Records that describe figures:
** begin **
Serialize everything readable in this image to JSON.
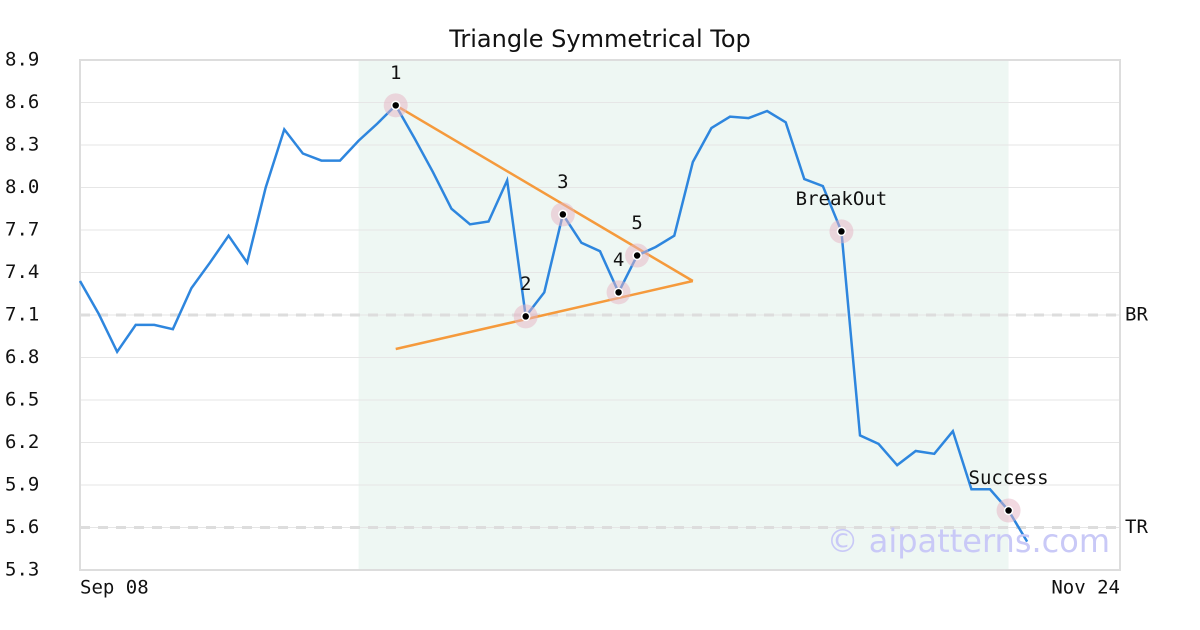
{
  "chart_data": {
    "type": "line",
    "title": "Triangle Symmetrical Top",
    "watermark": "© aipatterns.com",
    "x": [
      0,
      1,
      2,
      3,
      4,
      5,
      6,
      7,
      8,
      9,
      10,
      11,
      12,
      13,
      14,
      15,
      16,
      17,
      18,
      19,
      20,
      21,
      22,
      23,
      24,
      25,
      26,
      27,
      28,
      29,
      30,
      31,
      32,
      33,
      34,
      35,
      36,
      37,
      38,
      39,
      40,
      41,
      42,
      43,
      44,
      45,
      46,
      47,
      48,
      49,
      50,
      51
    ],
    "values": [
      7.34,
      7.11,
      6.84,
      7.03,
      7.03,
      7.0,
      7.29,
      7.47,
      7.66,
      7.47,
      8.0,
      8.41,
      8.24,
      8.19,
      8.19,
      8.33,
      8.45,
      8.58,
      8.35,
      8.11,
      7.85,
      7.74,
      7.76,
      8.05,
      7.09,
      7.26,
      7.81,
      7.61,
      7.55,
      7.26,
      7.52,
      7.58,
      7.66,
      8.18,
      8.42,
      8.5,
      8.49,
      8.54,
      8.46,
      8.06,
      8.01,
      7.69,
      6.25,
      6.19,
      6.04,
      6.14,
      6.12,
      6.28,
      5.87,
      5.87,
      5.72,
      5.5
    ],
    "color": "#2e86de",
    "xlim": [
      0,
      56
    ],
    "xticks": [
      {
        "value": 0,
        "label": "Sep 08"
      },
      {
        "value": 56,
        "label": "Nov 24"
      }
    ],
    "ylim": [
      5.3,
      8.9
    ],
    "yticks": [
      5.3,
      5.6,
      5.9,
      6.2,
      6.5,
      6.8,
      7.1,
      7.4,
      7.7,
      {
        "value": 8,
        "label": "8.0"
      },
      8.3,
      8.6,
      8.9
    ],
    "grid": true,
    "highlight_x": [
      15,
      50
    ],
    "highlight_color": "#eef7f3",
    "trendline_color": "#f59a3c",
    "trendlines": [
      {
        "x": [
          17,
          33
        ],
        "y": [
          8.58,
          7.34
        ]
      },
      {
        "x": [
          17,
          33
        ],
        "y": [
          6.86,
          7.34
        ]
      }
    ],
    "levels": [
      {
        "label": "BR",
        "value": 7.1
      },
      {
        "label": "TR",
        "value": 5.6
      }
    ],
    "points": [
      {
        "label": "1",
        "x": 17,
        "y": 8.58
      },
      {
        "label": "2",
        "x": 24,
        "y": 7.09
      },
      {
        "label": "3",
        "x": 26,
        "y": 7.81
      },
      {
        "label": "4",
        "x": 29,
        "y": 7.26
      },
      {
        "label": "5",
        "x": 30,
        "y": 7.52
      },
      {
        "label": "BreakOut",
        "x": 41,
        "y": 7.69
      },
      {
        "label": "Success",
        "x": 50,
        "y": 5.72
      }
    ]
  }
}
** end **
> **STATED TASK**: Where a line of the records above holds the word "label", copy that line.

> **EXERCISE OUTPUT**:
        "label": "Sep 08"
        "label": "Nov 24"
        "label": "8.0"
        "label": "BR",
        "label": "TR",
        "label": "1",
        "label": "2",
        "label": "3",
        "label": "4",
        "label": "5",
        "label": "BreakOut",
        "label": "Success",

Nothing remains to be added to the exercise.